**What you will do**
Extract the complete listing and repeat it word for word.

**Provided records**
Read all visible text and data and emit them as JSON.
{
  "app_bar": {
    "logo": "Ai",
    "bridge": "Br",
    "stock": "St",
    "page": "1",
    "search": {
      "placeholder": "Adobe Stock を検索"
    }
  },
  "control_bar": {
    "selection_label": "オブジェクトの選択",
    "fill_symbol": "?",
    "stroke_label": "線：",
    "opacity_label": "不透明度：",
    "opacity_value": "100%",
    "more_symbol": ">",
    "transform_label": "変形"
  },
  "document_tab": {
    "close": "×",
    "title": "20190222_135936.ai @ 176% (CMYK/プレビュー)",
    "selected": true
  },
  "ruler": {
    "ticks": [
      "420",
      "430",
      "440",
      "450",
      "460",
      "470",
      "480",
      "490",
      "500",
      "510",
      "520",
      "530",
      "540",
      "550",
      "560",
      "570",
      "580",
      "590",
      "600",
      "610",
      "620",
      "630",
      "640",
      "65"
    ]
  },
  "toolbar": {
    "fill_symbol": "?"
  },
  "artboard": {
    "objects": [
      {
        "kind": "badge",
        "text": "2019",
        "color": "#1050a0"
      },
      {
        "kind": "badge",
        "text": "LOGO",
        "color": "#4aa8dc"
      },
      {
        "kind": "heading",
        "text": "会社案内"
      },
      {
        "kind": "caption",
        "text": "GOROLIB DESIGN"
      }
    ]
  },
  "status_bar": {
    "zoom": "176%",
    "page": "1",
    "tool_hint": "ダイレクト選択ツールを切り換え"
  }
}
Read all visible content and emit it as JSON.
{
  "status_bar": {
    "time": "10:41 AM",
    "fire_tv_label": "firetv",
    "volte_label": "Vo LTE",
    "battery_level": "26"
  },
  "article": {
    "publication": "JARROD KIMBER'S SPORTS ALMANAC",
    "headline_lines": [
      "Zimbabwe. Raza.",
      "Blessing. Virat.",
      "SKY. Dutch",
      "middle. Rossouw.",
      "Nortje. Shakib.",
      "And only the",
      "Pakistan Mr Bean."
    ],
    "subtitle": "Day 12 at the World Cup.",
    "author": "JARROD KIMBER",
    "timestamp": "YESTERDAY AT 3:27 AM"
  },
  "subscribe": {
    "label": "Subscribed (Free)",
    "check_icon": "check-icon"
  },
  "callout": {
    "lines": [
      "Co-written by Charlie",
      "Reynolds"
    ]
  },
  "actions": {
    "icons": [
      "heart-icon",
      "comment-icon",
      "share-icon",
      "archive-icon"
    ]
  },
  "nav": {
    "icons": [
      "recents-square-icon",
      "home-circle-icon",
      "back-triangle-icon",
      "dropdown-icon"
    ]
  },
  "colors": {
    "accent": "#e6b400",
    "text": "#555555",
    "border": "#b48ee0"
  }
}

**Completed task**
Read all visible text and data and emit them as JSON.
{
  "app_bar": {
    "logo": "Ai",
    "bridge": "Br",
    "stock": "St",
    "page": "1",
    "search": {
      "placeholder": "Adobe Stock を検索"
    }
  },
  "control_bar": {
    "selection_label": "オブジェクトの選択",
    "fill_symbol": "?",
    "stroke_label": "線：",
    "opacity_label": "不透明度：",
    "opacity_value": "100%",
    "more_symbol": ">",
    "transform_label": "変形"
  },
  "document_tab": {
    "close": "×",
    "title": "20190222_135936.ai @ 176% (CMYK/プレビュー)",
    "selected": true
  },
  "ruler": {
    "ticks": [
      "420",
      "430",
      "440",
      "450",
      "460",
      "470",
      "480",
      "490",
      "500",
      "510",
      "520",
      "530",
      "540",
      "550",
      "560",
      "570",
      "580",
      "590",
      "600",
      "610",
      "620",
      "630",
      "640",
      "65"
    ]
  },
  "toolbar": {
    "fill_symbol": "?"
  },
  "artboard": {
    "objects": [
      {
        "kind": "badge",
        "text": "2019",
        "color": "#1050a0"
      },
      {
        "kind": "badge",
        "text": "LOGO",
        "color": "#4aa8dc"
      },
      {
        "kind": "heading",
        "text": "会社案内"
      },
      {
        "kind": "caption",
        "text": "GOROLIB DESIGN"
      }
    ]
  },
  "status_bar": {
    "zoom": "176%",
    "page": "1",
    "tool_hint": "ダイレクト選択ツールを切り換え"
  }
}
Read all visible content and emit it as JSON.
{
  "status_bar": {
    "time": "10:41 AM",
    "fire_tv_label": "firetv",
    "volte_label": "Vo LTE",
    "battery_level": "26"
  },
  "article": {
    "publication": "JARROD KIMBER'S SPORTS ALMANAC",
    "headline_lines": [
      "Zimbabwe. Raza.",
      "Blessing. Virat.",
      "SKY. Dutch",
      "middle. Rossouw.",
      "Nortje. Shakib.",
      "And only the",
      "Pakistan Mr Bean."
    ],
    "subtitle": "Day 12 at the World Cup.",
    "author": "JARROD KIMBER",
    "timestamp": "YESTERDAY AT 3:27 AM"
  },
  "subscribe": {
    "label": "Subscribed (Free)",
    "check_icon": "check-icon"
  },
  "callout": {
    "lines": [
      "Co-written by Charlie",
      "Reynolds"
    ]
  },
  "actions": {
    "icons": [
      "heart-icon",
      "comment-icon",
      "share-icon",
      "archive-icon"
    ]
  },
  "nav": {
    "icons": [
      "recents-square-icon",
      "home-circle-icon",
      "back-triangle-icon",
      "dropdown-icon"
    ]
  },
  "colors": {
    "accent": "#e6b400",
    "text": "#555555",
    "border": "#b48ee0"
  }
}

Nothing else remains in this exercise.